**Stated problem:** In the material below, find every line with "frac" and pull it out.

**Records provided:**
━━━

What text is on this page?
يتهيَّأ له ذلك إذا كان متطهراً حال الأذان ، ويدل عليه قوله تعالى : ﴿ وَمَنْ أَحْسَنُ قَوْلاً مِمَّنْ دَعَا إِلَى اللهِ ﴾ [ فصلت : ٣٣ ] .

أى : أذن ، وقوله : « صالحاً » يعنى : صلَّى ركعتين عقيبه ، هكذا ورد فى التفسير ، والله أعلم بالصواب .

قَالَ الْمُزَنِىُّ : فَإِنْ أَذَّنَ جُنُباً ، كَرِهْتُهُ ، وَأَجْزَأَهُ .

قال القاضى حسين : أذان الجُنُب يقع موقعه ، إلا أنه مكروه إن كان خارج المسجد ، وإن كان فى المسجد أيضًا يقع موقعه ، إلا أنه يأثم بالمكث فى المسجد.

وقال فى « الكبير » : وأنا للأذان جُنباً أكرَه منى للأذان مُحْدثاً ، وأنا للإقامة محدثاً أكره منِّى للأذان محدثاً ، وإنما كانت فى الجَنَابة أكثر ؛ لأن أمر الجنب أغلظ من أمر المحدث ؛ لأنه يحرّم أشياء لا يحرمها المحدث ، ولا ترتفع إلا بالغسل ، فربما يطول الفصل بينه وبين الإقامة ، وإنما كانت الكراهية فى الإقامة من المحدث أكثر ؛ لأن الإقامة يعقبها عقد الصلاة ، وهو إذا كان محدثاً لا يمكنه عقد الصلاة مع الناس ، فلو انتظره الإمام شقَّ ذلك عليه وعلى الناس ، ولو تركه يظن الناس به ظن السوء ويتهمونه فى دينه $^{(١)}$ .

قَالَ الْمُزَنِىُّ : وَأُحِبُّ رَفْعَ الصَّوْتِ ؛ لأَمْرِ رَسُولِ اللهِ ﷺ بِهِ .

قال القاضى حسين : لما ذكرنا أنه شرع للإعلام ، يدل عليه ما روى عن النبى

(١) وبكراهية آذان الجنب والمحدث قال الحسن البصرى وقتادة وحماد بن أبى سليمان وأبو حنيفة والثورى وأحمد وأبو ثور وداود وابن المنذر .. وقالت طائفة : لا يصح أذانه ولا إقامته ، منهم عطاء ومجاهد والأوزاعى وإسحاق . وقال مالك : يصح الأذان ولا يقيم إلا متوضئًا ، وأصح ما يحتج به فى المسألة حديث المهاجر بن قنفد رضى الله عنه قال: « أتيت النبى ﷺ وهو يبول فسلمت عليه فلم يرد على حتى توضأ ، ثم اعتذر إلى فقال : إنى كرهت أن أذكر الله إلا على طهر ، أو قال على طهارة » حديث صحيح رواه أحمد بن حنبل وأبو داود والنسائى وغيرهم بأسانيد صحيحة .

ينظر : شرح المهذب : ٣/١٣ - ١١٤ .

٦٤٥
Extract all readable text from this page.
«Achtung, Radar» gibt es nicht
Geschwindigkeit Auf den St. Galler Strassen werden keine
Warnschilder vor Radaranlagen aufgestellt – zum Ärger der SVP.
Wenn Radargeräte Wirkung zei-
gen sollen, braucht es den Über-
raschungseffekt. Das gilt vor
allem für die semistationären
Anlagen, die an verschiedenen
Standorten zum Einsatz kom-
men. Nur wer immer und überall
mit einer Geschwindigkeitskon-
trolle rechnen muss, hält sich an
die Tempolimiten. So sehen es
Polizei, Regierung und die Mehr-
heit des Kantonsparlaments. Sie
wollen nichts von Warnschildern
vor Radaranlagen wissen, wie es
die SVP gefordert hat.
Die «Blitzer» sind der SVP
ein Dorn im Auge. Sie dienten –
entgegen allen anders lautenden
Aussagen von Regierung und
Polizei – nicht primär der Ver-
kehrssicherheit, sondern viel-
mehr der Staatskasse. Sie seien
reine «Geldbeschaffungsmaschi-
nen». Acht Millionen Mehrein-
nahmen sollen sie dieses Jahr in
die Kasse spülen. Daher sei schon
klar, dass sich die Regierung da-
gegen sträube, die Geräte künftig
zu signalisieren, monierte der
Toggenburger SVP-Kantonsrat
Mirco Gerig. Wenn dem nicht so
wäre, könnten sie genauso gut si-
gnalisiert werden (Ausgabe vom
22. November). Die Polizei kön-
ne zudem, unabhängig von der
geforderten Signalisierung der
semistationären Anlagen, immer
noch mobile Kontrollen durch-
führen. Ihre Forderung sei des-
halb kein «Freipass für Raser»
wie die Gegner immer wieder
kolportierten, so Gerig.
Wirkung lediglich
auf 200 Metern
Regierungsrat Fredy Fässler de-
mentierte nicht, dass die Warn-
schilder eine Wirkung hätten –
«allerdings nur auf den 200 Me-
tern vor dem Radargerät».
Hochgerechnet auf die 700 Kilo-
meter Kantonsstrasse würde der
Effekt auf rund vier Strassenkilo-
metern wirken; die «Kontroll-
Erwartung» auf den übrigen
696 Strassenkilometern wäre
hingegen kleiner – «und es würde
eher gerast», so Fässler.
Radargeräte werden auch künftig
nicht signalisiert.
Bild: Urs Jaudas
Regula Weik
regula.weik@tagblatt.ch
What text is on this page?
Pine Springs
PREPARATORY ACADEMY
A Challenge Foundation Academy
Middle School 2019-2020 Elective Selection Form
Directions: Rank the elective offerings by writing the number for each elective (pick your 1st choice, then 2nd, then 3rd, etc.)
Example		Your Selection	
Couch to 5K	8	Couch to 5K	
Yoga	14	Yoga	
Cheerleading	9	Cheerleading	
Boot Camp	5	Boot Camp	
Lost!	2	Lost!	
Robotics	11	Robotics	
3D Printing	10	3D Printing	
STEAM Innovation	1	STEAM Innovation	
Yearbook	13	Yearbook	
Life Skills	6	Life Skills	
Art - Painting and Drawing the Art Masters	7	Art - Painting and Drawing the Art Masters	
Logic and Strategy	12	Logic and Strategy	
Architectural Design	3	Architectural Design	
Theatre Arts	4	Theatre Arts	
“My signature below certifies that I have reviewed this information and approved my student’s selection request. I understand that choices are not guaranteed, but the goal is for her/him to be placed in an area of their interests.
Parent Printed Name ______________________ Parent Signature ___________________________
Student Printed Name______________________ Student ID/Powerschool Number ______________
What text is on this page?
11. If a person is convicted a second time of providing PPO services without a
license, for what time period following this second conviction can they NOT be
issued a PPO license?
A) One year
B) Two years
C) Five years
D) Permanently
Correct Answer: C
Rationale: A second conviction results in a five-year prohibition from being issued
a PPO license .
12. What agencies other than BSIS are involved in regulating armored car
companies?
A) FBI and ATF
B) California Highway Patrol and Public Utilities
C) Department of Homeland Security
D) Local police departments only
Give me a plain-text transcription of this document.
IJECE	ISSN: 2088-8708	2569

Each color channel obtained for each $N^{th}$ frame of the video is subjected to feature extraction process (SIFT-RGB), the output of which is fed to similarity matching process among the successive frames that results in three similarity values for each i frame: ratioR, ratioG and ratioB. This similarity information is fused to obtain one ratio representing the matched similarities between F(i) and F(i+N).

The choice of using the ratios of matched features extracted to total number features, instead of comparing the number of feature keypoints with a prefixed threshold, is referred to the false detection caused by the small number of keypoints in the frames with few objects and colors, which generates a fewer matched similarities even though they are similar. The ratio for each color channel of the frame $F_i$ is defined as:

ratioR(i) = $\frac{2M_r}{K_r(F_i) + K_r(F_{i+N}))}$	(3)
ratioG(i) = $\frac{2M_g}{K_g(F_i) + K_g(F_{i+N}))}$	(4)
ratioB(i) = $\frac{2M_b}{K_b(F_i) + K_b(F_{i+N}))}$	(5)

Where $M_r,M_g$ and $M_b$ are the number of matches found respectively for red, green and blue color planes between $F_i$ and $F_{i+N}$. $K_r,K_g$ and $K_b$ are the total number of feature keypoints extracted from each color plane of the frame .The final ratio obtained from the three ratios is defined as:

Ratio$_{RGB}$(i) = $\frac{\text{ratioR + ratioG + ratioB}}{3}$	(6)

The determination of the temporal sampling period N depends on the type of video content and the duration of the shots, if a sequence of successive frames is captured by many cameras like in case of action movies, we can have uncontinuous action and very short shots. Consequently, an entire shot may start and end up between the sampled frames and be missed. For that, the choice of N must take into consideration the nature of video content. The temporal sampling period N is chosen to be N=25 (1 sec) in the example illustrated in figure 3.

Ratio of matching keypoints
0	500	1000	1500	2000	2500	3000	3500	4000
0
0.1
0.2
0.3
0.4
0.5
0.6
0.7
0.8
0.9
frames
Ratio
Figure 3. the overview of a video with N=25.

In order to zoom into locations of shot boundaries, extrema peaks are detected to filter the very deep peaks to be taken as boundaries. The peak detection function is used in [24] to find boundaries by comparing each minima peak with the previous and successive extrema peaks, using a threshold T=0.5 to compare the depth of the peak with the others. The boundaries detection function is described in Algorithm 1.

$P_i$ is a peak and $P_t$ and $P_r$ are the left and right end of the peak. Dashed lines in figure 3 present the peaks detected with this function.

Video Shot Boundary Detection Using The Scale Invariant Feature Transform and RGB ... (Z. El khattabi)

━━━

**Output for this task:**
ratioR(i) = $\frac{2M_r}{K_r(F_i) + K_r(F_{i+N}))}$	(3)
ratioG(i) = $\frac{2M_g}{K_g(F_i) + K_g(F_{i+N}))}$	(4)
ratioB(i) = $\frac{2M_b}{K_b(F_i) + K_b(F_{i+N}))}$	(5)
Ratio$_{RGB}$(i) = $\frac{\text{ratioR + ratioG + ratioB}}{3}$	(6)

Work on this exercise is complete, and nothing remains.